Records shown:
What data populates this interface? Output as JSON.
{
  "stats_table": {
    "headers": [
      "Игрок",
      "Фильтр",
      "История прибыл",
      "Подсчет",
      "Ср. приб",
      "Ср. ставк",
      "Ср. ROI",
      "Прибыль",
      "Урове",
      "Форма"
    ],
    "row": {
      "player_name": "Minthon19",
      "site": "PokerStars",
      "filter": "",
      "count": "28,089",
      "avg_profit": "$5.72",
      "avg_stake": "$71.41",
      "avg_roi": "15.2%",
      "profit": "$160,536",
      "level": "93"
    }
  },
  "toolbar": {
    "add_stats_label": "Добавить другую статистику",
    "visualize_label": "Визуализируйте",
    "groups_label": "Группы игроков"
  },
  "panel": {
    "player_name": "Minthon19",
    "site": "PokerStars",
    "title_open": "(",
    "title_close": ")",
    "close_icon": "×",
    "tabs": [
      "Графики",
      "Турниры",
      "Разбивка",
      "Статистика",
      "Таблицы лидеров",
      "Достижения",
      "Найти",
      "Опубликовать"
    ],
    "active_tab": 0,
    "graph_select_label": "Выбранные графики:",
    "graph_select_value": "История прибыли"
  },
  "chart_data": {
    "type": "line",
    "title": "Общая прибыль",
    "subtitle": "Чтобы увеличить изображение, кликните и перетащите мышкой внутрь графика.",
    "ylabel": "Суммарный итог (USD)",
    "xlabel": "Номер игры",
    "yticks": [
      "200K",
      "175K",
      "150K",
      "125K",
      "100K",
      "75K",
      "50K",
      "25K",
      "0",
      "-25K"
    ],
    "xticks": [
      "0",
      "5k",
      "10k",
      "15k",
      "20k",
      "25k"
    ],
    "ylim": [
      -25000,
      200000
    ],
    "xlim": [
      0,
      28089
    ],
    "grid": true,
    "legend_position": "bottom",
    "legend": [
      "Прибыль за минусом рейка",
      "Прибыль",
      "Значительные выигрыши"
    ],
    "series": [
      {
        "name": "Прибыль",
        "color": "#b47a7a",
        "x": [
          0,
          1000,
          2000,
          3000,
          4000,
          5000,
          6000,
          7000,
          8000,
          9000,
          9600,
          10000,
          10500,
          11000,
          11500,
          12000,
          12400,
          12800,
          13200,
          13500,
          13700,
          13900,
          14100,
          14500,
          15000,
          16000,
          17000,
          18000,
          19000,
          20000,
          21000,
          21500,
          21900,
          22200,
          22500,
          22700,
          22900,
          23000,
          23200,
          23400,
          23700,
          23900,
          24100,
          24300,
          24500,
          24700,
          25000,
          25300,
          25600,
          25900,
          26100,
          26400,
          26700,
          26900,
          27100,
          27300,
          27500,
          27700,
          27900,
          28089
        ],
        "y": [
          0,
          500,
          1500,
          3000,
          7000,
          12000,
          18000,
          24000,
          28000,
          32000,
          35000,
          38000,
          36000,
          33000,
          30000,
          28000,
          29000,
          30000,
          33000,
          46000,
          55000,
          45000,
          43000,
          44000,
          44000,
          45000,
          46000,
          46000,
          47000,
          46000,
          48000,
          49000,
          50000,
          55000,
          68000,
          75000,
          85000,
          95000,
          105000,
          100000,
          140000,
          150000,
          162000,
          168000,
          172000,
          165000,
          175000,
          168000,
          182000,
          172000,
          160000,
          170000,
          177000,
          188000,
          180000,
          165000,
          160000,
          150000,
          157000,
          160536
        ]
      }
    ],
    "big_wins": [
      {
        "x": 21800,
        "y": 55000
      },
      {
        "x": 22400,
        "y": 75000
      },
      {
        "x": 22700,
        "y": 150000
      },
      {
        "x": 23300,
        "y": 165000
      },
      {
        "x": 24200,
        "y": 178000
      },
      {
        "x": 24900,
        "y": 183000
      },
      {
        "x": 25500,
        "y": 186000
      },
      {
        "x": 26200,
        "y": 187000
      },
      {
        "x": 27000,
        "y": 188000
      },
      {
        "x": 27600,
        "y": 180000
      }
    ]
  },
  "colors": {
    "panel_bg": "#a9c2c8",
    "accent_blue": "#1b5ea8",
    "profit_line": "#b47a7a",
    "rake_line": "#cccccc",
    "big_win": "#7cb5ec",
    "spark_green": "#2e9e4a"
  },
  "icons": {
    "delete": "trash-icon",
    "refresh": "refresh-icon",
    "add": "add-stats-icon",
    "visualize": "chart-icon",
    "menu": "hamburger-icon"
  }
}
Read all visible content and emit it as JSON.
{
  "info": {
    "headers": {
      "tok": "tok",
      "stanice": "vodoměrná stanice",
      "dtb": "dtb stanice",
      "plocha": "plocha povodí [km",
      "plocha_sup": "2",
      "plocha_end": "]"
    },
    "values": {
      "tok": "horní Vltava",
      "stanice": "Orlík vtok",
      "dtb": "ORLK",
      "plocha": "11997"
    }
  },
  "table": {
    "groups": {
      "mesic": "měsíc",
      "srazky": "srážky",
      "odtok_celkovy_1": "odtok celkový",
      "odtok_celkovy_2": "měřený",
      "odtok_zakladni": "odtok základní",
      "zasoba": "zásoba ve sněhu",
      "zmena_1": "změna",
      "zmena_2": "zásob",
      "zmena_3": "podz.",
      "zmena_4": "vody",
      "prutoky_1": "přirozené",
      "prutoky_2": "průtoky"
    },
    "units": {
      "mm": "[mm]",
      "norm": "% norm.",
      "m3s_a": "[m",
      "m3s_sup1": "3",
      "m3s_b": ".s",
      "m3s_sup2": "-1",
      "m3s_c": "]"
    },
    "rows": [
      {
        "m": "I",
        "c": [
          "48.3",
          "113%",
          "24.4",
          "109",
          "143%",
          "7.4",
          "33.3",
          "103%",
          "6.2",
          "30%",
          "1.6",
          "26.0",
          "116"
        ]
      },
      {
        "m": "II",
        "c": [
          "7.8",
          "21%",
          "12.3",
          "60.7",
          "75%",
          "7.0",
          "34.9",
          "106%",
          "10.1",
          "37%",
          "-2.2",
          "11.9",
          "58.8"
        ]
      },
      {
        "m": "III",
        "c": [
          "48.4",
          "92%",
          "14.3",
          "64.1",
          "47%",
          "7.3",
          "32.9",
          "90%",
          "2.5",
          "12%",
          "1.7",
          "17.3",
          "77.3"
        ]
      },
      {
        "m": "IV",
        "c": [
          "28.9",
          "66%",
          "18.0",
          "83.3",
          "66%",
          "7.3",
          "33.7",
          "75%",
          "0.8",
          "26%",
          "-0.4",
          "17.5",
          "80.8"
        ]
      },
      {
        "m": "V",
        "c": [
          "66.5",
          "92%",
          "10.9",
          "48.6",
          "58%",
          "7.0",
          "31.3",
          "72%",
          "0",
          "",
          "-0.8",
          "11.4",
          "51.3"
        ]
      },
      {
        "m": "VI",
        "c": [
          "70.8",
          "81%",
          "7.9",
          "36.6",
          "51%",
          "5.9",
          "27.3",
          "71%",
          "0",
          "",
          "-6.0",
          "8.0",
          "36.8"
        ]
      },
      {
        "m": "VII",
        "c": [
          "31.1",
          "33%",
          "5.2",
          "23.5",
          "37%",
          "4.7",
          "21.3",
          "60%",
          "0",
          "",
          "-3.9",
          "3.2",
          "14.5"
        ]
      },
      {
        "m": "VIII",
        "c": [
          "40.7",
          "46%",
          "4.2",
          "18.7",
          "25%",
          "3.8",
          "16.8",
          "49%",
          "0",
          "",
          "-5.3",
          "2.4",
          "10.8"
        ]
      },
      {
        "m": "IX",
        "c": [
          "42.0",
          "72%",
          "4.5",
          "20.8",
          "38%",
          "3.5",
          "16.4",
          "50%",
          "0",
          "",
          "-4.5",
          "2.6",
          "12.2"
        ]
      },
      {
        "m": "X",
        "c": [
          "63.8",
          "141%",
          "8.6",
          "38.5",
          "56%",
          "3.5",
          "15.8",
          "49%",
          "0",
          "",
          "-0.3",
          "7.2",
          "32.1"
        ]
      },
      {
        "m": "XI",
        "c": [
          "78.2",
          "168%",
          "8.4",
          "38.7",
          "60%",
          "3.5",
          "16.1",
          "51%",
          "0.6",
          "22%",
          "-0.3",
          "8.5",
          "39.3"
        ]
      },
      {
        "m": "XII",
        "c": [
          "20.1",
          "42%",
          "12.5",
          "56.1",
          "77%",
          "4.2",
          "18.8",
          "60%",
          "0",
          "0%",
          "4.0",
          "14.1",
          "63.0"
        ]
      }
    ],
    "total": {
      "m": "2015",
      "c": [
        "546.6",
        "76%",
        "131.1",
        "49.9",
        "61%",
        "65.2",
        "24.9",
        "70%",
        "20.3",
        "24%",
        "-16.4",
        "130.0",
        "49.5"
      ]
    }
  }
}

Exercise details: Each line above that includes "stanice" should be shown.

Task output:
      "stanice": "vodoměrná stanice",
      "dtb": "dtb stanice",
      "stanice": "Orlík vtok",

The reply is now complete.